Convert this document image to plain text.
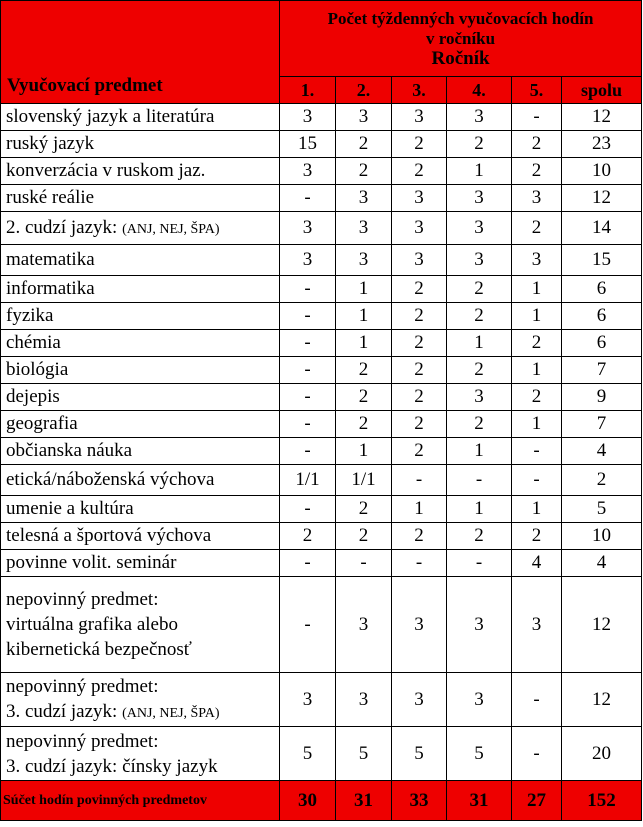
Vyučovací predmet	Počet týždenných vyučovacích hodín
v ročníku
Ročník					

	1.	2.	3.	4.	5.	spolu
slovenský jazyk a literatúra	3	3	3	3	-	12
ruský jazyk	15	2	2	2	2	23
konverzácia v ruskom jaz.	3	2	2	1	2	10
ruské reálie	-	3	3	3	3	12
2. cudzí jazyk: (ANJ, NEJ, ŠPA)	3	3	3	3	2	14
matematika	3	3	3	3	3	15
informatika	-	1	2	2	1	6
fyzika	-	1	2	2	1	6
chémia	-	1	2	1	2	6
biológia	-	2	2	2	1	7
dejepis	-	2	2	3	2	9
geografia	-	2	2	2	1	7
občianska náuka	-	1	2	1	-	4
etická/náboženská výchova	1/1	1/1	-	-	-	2
umenie a kultúra	-	2	1	1	1	5
telesná a športová výchova	2	2	2	2	2	10
povinne volit. seminár	-	-	-	-	4	4

nepovinný predmet:
virtuálna grafika alebo
kibernetická bezpečnosť	-	3	3	3	3	12

nepovinný predmet:
3. cudzí jazyk: (ANJ, NEJ, ŠPA)	3	3	3	3	-	12

nepovinný predmet:
3. cudzí jazyk: čínsky jazyk	5	5	5	5	-	20
Súčet hodín povinných predmetov	30	31	33	31	27	152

• • • •

- Required task -
Reproduce every record above exactly, but leave out the pictures.

- Correct response -
Convert this document image to plain text.
Vyučovací predmet	Počet týždenných vyučovacích hodín
v ročníku
Ročník					

	1.	2.	3.	4.	5.	spolu
slovenský jazyk a literatúra	3	3	3	3	-	12
ruský jazyk	15	2	2	2	2	23
konverzácia v ruskom jaz.	3	2	2	1	2	10
ruské reálie	-	3	3	3	3	12
2. cudzí jazyk: (ANJ, NEJ, ŠPA)	3	3	3	3	2	14
matematika	3	3	3	3	3	15
informatika	-	1	2	2	1	6
fyzika	-	1	2	2	1	6
chémia	-	1	2	1	2	6
biológia	-	2	2	2	1	7
dejepis	-	2	2	3	2	9
geografia	-	2	2	2	1	7
občianska náuka	-	1	2	1	-	4
etická/náboženská výchova	1/1	1/1	-	-	-	2
umenie a kultúra	-	2	1	1	1	5
telesná a športová výchova	2	2	2	2	2	10
povinne volit. seminár	-	-	-	-	4	4

nepovinný predmet:
virtuálna grafika alebo
kibernetická bezpečnosť	-	3	3	3	3	12

nepovinný predmet:
3. cudzí jazyk: (ANJ, NEJ, ŠPA)	3	3	3	3	-	12

nepovinný predmet:
3. cudzí jazyk: čínsky jazyk	5	5	5	5	-	20
Súčet hodín povinných predmetov	30	31	33	31	27	152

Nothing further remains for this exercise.